Given task - Here are some entries; quote each one exactly.

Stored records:
======

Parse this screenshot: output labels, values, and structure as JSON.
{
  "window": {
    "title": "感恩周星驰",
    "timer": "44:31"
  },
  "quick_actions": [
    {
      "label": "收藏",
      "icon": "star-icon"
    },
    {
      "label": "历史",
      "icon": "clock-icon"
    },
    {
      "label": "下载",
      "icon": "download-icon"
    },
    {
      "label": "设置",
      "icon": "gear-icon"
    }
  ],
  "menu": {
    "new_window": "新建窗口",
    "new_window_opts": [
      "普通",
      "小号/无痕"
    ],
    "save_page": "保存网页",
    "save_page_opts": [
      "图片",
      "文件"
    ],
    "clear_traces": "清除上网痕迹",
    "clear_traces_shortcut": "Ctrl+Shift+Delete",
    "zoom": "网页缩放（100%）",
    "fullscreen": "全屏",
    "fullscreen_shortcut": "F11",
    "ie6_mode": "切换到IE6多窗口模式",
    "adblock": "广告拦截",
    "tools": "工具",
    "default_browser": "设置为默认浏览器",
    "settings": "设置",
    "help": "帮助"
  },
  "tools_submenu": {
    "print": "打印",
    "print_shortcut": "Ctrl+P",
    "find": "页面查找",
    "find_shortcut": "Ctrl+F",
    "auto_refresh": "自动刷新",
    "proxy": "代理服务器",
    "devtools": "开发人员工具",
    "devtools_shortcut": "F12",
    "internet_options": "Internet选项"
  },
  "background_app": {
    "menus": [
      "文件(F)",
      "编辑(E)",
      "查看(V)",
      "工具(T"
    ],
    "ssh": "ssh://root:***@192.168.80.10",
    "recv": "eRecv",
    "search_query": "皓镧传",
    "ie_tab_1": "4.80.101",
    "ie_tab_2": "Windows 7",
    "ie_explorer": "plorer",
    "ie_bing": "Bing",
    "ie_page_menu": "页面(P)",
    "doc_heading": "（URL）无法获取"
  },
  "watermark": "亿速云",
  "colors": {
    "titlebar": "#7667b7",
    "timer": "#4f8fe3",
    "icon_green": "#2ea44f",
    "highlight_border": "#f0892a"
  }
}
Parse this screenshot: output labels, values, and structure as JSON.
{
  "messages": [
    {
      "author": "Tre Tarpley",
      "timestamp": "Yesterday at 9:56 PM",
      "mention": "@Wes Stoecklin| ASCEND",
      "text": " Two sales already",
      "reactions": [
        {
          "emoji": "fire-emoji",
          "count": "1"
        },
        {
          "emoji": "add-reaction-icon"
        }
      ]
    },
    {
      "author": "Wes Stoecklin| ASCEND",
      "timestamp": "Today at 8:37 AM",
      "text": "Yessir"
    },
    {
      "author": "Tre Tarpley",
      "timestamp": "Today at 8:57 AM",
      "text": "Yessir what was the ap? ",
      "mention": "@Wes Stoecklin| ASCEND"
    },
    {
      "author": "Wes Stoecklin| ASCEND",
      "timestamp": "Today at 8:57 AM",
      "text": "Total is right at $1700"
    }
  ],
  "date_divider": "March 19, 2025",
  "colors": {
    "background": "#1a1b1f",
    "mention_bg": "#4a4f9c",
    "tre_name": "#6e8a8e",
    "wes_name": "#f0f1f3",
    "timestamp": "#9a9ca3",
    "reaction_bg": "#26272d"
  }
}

======

In response -
Parse this screenshot: output labels, values, and structure as JSON.
{
  "window": {
    "title": "感恩周星驰",
    "timer": "44:31"
  },
  "quick_actions": [
    {
      "label": "收藏",
      "icon": "star-icon"
    },
    {
      "label": "历史",
      "icon": "clock-icon"
    },
    {
      "label": "下载",
      "icon": "download-icon"
    },
    {
      "label": "设置",
      "icon": "gear-icon"
    }
  ],
  "menu": {
    "new_window": "新建窗口",
    "new_window_opts": [
      "普通",
      "小号/无痕"
    ],
    "save_page": "保存网页",
    "save_page_opts": [
      "图片",
      "文件"
    ],
    "clear_traces": "清除上网痕迹",
    "clear_traces_shortcut": "Ctrl+Shift+Delete",
    "zoom": "网页缩放（100%）",
    "fullscreen": "全屏",
    "fullscreen_shortcut": "F11",
    "ie6_mode": "切换到IE6多窗口模式",
    "adblock": "广告拦截",
    "tools": "工具",
    "default_browser": "设置为默认浏览器",
    "settings": "设置",
    "help": "帮助"
  },
  "tools_submenu": {
    "print": "打印",
    "print_shortcut": "Ctrl+P",
    "find": "页面查找",
    "find_shortcut": "Ctrl+F",
    "auto_refresh": "自动刷新",
    "proxy": "代理服务器",
    "devtools": "开发人员工具",
    "devtools_shortcut": "F12",
    "internet_options": "Internet选项"
  },
  "background_app": {
    "menus": [
      "文件(F)",
      "编辑(E)",
      "查看(V)",
      "工具(T"
    ],
    "ssh": "ssh://root:***@192.168.80.10",
    "recv": "eRecv",
    "search_query": "皓镧传",
    "ie_tab_1": "4.80.101",
    "ie_tab_2": "Windows 7",
    "ie_explorer": "plorer",
    "ie_bing": "Bing",
    "ie_page_menu": "页面(P)",
    "doc_heading": "（URL）无法获取"
  },
  "watermark": "亿速云",
  "colors": {
    "titlebar": "#7667b7",
    "timer": "#4f8fe3",
    "icon_green": "#2ea44f",
    "highlight_border": "#f0892a"
  }
}
Parse this screenshot: output labels, values, and structure as JSON.
{
  "messages": [
    {
      "author": "Tre Tarpley",
      "timestamp": "Yesterday at 9:56 PM",
      "mention": "@Wes Stoecklin| ASCEND",
      "text": " Two sales already",
      "reactions": [
        {
          "emoji": "fire-emoji",
          "count": "1"
        },
        {
          "emoji": "add-reaction-icon"
        }
      ]
    },
    {
      "author": "Wes Stoecklin| ASCEND",
      "timestamp": "Today at 8:37 AM",
      "text": "Yessir"
    },
    {
      "author": "Tre Tarpley",
      "timestamp": "Today at 8:57 AM",
      "text": "Yessir what was the ap? ",
      "mention": "@Wes Stoecklin| ASCEND"
    },
    {
      "author": "Wes Stoecklin| ASCEND",
      "timestamp": "Today at 8:57 AM",
      "text": "Total is right at $1700"
    }
  ],
  "date_divider": "March 19, 2025",
  "colors": {
    "background": "#1a1b1f",
    "mention_bg": "#4a4f9c",
    "tre_name": "#6e8a8e",
    "wes_name": "#f0f1f3",
    "timestamp": "#9a9ca3",
    "reaction_bg": "#26272d"
  }
}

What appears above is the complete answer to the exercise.